-- Begin Record excerpts --

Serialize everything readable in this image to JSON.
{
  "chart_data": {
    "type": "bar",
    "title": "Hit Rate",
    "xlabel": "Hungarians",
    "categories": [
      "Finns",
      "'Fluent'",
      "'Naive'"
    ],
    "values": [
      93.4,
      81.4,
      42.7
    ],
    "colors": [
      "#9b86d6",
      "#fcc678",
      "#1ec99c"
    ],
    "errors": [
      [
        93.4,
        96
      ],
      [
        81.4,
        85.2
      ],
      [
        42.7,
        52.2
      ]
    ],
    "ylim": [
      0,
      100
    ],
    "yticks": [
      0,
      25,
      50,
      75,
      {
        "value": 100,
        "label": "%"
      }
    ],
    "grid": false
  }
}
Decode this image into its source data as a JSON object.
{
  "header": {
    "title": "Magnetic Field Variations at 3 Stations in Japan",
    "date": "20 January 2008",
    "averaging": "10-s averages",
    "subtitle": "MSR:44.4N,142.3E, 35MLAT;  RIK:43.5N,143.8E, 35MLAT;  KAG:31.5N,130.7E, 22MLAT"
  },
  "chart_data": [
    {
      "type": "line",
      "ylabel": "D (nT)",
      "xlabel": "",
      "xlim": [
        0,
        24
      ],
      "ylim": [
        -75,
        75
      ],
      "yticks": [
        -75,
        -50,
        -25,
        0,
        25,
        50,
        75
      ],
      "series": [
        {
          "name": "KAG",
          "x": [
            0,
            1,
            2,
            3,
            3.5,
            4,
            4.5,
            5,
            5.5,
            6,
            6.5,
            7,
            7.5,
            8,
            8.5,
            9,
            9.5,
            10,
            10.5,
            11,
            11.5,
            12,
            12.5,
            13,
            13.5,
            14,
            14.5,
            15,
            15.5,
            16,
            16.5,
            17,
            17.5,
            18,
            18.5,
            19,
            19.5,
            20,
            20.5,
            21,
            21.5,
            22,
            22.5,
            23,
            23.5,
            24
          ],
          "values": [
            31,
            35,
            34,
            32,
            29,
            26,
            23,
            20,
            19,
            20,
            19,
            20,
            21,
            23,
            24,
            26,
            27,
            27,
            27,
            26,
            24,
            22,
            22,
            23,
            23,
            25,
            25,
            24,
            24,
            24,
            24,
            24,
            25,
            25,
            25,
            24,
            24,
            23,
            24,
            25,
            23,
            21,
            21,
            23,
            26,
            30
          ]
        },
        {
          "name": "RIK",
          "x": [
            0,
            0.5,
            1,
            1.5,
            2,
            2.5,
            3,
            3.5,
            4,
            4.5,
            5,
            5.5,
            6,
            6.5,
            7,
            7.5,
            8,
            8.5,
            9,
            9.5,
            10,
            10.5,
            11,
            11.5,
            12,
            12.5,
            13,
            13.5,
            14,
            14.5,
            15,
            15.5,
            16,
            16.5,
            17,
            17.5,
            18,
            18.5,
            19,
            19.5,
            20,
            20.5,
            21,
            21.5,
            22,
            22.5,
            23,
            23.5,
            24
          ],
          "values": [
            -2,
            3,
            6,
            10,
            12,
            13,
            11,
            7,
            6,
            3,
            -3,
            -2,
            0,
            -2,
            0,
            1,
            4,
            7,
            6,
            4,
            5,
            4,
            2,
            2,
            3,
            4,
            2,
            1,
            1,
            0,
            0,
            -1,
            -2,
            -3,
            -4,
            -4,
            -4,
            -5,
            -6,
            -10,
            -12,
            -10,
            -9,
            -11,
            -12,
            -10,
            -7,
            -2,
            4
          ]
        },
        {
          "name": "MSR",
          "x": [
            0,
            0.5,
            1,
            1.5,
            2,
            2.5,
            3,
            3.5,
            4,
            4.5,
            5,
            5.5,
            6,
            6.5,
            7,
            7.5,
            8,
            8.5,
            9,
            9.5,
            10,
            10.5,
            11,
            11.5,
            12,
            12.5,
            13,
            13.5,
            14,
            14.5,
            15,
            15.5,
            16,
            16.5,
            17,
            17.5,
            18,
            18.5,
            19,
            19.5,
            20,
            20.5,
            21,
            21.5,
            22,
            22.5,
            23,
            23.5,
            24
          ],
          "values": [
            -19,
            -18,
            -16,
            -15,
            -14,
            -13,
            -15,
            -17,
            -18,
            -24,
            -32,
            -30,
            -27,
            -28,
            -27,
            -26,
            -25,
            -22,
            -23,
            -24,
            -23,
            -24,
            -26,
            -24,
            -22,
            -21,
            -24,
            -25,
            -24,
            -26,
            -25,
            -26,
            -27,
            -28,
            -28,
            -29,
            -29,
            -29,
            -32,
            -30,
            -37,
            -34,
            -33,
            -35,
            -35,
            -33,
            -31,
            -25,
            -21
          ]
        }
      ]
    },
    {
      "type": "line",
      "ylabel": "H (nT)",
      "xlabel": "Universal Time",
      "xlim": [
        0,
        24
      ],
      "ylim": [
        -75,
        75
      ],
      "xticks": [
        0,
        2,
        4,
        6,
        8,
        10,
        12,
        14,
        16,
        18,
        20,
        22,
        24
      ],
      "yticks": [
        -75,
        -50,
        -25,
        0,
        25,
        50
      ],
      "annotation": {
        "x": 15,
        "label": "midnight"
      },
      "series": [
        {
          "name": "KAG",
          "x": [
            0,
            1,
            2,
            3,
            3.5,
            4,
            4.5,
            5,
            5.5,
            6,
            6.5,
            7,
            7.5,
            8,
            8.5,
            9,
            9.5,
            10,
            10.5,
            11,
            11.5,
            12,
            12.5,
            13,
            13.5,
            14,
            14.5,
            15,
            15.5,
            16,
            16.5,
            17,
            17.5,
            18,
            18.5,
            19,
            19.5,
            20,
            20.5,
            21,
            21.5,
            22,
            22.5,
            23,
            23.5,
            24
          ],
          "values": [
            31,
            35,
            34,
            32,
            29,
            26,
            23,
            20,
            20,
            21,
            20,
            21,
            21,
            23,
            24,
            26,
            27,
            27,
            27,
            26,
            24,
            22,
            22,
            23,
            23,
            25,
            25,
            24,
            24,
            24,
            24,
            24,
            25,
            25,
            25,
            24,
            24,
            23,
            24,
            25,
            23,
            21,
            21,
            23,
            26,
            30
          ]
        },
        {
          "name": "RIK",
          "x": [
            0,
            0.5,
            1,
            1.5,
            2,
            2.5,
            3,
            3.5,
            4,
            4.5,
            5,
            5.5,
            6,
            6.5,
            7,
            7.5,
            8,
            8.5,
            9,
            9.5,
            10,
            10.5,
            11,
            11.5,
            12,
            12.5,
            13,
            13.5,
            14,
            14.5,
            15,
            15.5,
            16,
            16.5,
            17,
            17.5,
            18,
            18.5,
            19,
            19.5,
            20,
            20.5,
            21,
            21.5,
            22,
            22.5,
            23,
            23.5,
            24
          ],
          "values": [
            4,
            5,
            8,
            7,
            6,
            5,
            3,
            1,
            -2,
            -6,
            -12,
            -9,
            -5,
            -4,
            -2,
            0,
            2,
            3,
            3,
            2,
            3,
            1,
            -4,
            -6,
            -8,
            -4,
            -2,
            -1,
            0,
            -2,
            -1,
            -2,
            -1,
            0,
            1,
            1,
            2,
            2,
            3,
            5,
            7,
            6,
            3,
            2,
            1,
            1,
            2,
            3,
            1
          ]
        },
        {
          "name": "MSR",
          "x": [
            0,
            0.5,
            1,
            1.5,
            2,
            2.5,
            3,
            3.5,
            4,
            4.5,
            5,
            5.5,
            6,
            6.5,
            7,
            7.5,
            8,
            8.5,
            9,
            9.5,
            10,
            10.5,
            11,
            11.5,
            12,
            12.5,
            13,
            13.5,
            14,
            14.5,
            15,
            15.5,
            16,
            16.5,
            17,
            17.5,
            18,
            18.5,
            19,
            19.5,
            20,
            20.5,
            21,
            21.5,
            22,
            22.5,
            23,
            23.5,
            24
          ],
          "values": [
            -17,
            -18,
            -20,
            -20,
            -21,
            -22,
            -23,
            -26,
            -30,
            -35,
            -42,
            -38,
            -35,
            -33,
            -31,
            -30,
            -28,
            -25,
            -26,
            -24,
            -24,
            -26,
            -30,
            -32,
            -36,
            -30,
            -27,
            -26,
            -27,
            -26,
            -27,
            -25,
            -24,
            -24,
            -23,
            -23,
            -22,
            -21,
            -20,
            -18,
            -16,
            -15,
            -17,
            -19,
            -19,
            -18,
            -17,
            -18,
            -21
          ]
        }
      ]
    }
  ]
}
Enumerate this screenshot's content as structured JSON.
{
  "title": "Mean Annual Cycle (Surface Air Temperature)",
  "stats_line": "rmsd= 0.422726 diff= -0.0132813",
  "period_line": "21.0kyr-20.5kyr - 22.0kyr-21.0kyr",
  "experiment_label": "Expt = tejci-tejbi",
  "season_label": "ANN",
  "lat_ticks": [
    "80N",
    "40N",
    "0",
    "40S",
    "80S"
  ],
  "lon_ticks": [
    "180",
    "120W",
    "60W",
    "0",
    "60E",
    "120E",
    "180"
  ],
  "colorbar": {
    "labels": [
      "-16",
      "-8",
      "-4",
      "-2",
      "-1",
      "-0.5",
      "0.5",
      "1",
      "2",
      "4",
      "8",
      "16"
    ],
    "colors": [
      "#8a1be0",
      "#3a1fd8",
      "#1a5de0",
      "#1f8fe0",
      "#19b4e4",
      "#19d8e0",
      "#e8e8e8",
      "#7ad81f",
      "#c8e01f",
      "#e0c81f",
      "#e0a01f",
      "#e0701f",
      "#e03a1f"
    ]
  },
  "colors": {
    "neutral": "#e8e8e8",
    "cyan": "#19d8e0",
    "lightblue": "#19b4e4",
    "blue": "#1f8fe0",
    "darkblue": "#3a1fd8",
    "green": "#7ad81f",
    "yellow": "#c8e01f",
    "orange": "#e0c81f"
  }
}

-- End Record excerpts --

▸ Goal
Among the records above, find each line holding the string "xlabel" and pull it out.

▸ Solved exercise
    "xlabel": "Hungarians",
      "xlabel": "",
      "xlabel": "Universal Time",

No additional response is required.